■ Exercise objective
Lines containing the string "name" are to be counted; report the total by itself.
★ ★ ★ ★ ★ ★ ★
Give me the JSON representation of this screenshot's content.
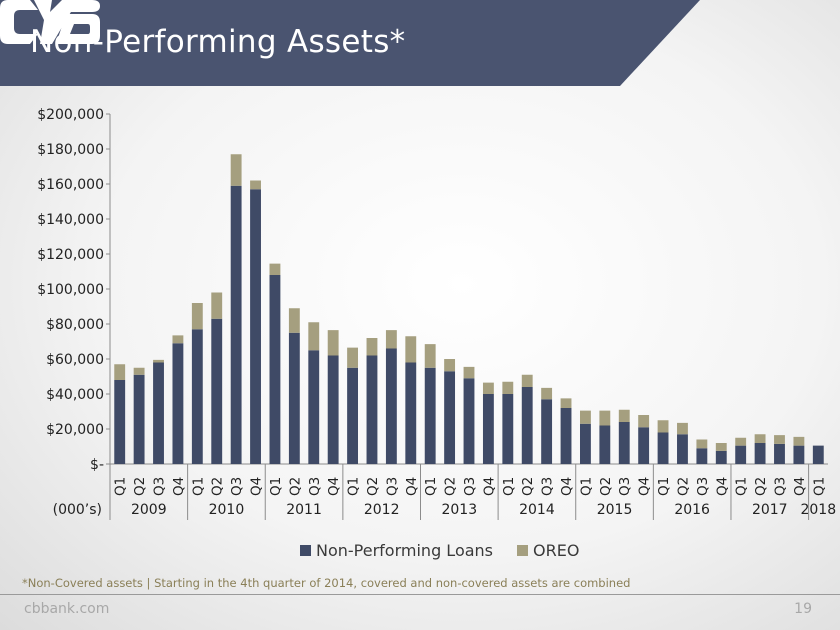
{
  "slide": {
    "title": "Non-Performing Assets*",
    "footnote": "*Non-Covered assets | Starting in the 4th quarter of 2014, covered and non-covered assets are combined",
    "website": "cbbank.com",
    "page_number": "19"
  },
  "colors": {
    "banner": "#4a5470",
    "npl": "#3f4a66",
    "oreo": "#a59f7f"
  },
  "chart_data": {
    "type": "bar",
    "stacked": true,
    "units_label": "(000’s)",
    "y_ticks": [
      "$200,000",
      "$180,000",
      "$160,000",
      "$140,000",
      "$120,000",
      "$100,000",
      "$80,000",
      "$60,000",
      "$40,000",
      "$20,000",
      "$-"
    ],
    "ylim": [
      0,
      200000
    ],
    "categories": [
      "Q1",
      "Q2",
      "Q3",
      "Q4",
      "Q1",
      "Q2",
      "Q3",
      "Q4",
      "Q1",
      "Q2",
      "Q3",
      "Q4",
      "Q1",
      "Q2",
      "Q3",
      "Q4",
      "Q1",
      "Q2",
      "Q3",
      "Q4",
      "Q1",
      "Q2",
      "Q3",
      "Q4",
      "Q1",
      "Q2",
      "Q3",
      "Q4",
      "Q1",
      "Q2",
      "Q3",
      "Q4",
      "Q1",
      "Q2",
      "Q3",
      "Q4",
      "Q1"
    ],
    "years": [
      {
        "label": "2009",
        "quarters": 4
      },
      {
        "label": "2010",
        "quarters": 4
      },
      {
        "label": "2011",
        "quarters": 4
      },
      {
        "label": "2012",
        "quarters": 4
      },
      {
        "label": "2013",
        "quarters": 4
      },
      {
        "label": "2014",
        "quarters": 4
      },
      {
        "label": "2015",
        "quarters": 4
      },
      {
        "label": "2016",
        "quarters": 4
      },
      {
        "label": "2017",
        "quarters": 4
      },
      {
        "label": "2018",
        "quarters": 1
      }
    ],
    "series": [
      {
        "name": "Non-Performing Loans",
        "values": [
          48000,
          51000,
          58000,
          69000,
          77000,
          83000,
          159000,
          157000,
          108000,
          75000,
          65000,
          62000,
          55000,
          62000,
          66000,
          58000,
          55000,
          53000,
          49000,
          40000,
          40000,
          44000,
          37000,
          32000,
          23000,
          22000,
          24000,
          21000,
          18000,
          17000,
          9000,
          7500,
          10500,
          12000,
          11500,
          10500,
          10500
        ]
      },
      {
        "name": "OREO",
        "values": [
          9000,
          4000,
          1500,
          4500,
          15000,
          15000,
          18000,
          5000,
          6500,
          14000,
          16000,
          14500,
          11500,
          10000,
          10500,
          15000,
          13500,
          7000,
          6500,
          6500,
          7000,
          7000,
          6500,
          5500,
          7500,
          8500,
          7000,
          7000,
          7000,
          6500,
          5000,
          4500,
          4500,
          5000,
          5000,
          5000,
          0
        ]
      }
    ]
  }
}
★ ★ ★ ★ ★ ★ ★
■ The response
2